◆ Aim ◆
Determine how many lines carry the word "ylabel". Output that number only.

◆ Records provided ◆
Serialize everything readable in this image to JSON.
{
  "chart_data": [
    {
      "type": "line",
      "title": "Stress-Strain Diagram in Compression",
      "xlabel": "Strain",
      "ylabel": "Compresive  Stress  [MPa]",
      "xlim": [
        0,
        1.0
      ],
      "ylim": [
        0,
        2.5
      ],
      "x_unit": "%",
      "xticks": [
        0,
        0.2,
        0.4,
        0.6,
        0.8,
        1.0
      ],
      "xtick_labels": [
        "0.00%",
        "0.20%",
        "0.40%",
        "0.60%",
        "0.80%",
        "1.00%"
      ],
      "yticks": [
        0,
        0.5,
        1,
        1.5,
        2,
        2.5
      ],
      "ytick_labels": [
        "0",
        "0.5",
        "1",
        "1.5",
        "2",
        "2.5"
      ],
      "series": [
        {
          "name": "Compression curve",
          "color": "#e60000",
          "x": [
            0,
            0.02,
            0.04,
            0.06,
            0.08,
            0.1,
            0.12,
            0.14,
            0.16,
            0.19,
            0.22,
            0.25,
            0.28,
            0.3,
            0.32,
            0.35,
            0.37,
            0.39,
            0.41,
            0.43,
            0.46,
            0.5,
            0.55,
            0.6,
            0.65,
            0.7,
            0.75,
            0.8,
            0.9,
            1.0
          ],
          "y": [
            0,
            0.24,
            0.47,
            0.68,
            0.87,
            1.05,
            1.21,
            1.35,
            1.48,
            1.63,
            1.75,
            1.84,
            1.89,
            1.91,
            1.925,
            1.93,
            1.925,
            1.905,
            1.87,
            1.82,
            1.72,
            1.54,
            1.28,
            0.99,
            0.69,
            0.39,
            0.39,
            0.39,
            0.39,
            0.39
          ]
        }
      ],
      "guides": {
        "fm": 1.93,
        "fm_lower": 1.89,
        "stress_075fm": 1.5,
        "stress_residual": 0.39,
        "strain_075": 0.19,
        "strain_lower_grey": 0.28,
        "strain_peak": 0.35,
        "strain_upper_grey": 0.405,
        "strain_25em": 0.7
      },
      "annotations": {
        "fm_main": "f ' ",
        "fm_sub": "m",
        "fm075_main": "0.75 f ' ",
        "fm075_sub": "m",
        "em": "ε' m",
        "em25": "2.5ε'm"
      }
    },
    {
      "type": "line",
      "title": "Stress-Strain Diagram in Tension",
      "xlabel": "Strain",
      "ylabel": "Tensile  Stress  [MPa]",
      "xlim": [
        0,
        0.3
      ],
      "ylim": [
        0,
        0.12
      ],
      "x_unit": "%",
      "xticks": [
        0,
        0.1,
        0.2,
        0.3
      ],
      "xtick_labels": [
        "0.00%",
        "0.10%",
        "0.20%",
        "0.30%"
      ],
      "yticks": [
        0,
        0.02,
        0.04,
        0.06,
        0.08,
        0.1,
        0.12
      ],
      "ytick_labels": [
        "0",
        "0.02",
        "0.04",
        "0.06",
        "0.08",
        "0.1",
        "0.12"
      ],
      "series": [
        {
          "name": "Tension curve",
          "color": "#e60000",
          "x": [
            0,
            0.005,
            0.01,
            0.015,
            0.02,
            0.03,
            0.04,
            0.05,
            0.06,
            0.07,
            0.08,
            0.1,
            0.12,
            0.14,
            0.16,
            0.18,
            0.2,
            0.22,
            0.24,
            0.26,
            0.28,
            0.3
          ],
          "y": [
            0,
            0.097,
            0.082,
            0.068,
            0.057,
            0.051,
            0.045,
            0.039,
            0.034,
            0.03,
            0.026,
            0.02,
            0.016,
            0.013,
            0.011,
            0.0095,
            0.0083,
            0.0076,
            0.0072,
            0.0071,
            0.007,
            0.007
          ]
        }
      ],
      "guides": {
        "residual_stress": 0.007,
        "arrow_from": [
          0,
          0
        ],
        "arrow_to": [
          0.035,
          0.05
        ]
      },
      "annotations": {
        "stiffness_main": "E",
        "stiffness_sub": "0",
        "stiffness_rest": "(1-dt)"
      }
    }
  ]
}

◆ Answer to the problem ◆
2